═════ DATA LISTING
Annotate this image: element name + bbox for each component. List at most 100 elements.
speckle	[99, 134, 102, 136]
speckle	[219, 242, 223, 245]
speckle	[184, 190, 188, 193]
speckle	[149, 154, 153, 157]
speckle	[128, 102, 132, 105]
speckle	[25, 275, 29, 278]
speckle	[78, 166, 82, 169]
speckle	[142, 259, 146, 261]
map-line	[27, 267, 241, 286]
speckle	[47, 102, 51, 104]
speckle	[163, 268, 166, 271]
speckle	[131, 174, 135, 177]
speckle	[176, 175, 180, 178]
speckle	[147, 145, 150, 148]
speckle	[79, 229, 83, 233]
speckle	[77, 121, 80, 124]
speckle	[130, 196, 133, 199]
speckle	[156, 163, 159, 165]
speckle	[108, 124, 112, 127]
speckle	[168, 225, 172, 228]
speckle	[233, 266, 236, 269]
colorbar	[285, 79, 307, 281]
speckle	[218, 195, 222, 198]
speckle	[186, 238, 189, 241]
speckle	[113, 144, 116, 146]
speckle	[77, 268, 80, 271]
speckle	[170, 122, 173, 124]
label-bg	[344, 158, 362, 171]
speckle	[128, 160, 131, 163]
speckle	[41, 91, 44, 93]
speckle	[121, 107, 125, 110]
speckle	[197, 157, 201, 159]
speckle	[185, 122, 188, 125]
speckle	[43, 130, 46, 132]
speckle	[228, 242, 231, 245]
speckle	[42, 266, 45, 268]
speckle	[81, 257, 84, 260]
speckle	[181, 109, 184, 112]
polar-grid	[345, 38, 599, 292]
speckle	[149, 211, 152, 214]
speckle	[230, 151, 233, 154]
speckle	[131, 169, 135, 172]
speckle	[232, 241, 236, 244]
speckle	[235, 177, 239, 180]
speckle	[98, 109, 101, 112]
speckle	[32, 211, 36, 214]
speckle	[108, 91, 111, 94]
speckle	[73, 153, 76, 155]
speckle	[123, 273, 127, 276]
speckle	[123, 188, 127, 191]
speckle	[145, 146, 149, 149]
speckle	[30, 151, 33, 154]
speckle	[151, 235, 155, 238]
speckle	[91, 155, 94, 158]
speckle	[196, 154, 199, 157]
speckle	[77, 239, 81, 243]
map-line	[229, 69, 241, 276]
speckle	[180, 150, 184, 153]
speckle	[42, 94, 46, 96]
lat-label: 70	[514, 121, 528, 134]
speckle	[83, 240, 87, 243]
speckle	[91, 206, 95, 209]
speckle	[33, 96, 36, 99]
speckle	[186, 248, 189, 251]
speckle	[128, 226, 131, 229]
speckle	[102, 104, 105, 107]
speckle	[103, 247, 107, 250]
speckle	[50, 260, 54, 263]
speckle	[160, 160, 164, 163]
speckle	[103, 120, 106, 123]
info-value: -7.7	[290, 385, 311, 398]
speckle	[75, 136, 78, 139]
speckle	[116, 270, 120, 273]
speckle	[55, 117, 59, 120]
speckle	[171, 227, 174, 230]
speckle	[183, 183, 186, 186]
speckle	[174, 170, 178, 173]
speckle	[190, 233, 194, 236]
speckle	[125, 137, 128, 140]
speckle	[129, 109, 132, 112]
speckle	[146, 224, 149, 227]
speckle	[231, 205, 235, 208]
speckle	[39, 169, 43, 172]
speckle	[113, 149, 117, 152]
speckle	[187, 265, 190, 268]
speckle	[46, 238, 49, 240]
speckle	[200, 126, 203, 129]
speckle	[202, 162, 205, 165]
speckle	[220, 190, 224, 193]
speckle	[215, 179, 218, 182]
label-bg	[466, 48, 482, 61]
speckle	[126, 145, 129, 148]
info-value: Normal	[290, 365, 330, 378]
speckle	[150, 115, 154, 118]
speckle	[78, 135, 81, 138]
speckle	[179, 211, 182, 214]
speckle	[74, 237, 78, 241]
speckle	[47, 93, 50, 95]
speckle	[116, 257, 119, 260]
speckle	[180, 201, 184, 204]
══════════
TASK GOAL >>
Please reproduce all of the data above line for line, with no changes.

EXPECTED ANSWER >>
Annotate this image: element name + bbox for each component. List at most 100 elements.
speckle	[99, 134, 102, 136]
speckle	[219, 242, 223, 245]
speckle	[184, 190, 188, 193]
speckle	[149, 154, 153, 157]
speckle	[128, 102, 132, 105]
speckle	[25, 275, 29, 278]
speckle	[78, 166, 82, 169]
speckle	[142, 259, 146, 261]
map-line	[27, 267, 241, 286]
speckle	[47, 102, 51, 104]
speckle	[163, 268, 166, 271]
speckle	[131, 174, 135, 177]
speckle	[176, 175, 180, 178]
speckle	[147, 145, 150, 148]
speckle	[79, 229, 83, 233]
speckle	[77, 121, 80, 124]
speckle	[130, 196, 133, 199]
speckle	[156, 163, 159, 165]
speckle	[108, 124, 112, 127]
speckle	[168, 225, 172, 228]
speckle	[233, 266, 236, 269]
colorbar	[285, 79, 307, 281]
speckle	[218, 195, 222, 198]
speckle	[186, 238, 189, 241]
speckle	[113, 144, 116, 146]
speckle	[77, 268, 80, 271]
speckle	[170, 122, 173, 124]
label-bg	[344, 158, 362, 171]
speckle	[128, 160, 131, 163]
speckle	[41, 91, 44, 93]
speckle	[121, 107, 125, 110]
speckle	[197, 157, 201, 159]
speckle	[185, 122, 188, 125]
speckle	[43, 130, 46, 132]
speckle	[228, 242, 231, 245]
speckle	[42, 266, 45, 268]
speckle	[81, 257, 84, 260]
speckle	[181, 109, 184, 112]
polar-grid	[345, 38, 599, 292]
speckle	[149, 211, 152, 214]
speckle	[230, 151, 233, 154]
speckle	[131, 169, 135, 172]
speckle	[232, 241, 236, 244]
speckle	[235, 177, 239, 180]
speckle	[98, 109, 101, 112]
speckle	[32, 211, 36, 214]
speckle	[108, 91, 111, 94]
speckle	[73, 153, 76, 155]
speckle	[123, 273, 127, 276]
speckle	[123, 188, 127, 191]
speckle	[145, 146, 149, 149]
speckle	[30, 151, 33, 154]
speckle	[151, 235, 155, 238]
speckle	[91, 155, 94, 158]
speckle	[196, 154, 199, 157]
speckle	[77, 239, 81, 243]
map-line	[229, 69, 241, 276]
speckle	[180, 150, 184, 153]
speckle	[42, 94, 46, 96]
lat-label: 70	[514, 121, 528, 134]
speckle	[83, 240, 87, 243]
speckle	[91, 206, 95, 209]
speckle	[33, 96, 36, 99]
speckle	[186, 248, 189, 251]
speckle	[128, 226, 131, 229]
speckle	[102, 104, 105, 107]
speckle	[103, 247, 107, 250]
speckle	[50, 260, 54, 263]
speckle	[160, 160, 164, 163]
speckle	[103, 120, 106, 123]
info-value: -7.7	[290, 385, 311, 398]
speckle	[75, 136, 78, 139]
speckle	[116, 270, 120, 273]
speckle	[55, 117, 59, 120]
speckle	[171, 227, 174, 230]
speckle	[183, 183, 186, 186]
speckle	[174, 170, 178, 173]
speckle	[190, 233, 194, 236]
speckle	[125, 137, 128, 140]
speckle	[129, 109, 132, 112]
speckle	[146, 224, 149, 227]
speckle	[231, 205, 235, 208]
speckle	[39, 169, 43, 172]
speckle	[113, 149, 117, 152]
speckle	[187, 265, 190, 268]
speckle	[46, 238, 49, 240]
speckle	[200, 126, 203, 129]
speckle	[202, 162, 205, 165]
speckle	[220, 190, 224, 193]
speckle	[215, 179, 218, 182]
label-bg	[466, 48, 482, 61]
speckle	[126, 145, 129, 148]
info-value: Normal	[290, 365, 330, 378]
speckle	[150, 115, 154, 118]
speckle	[78, 135, 81, 138]
speckle	[179, 211, 182, 214]
speckle	[74, 237, 78, 241]
speckle	[47, 93, 50, 95]
speckle	[116, 257, 119, 260]
speckle	[180, 201, 184, 204]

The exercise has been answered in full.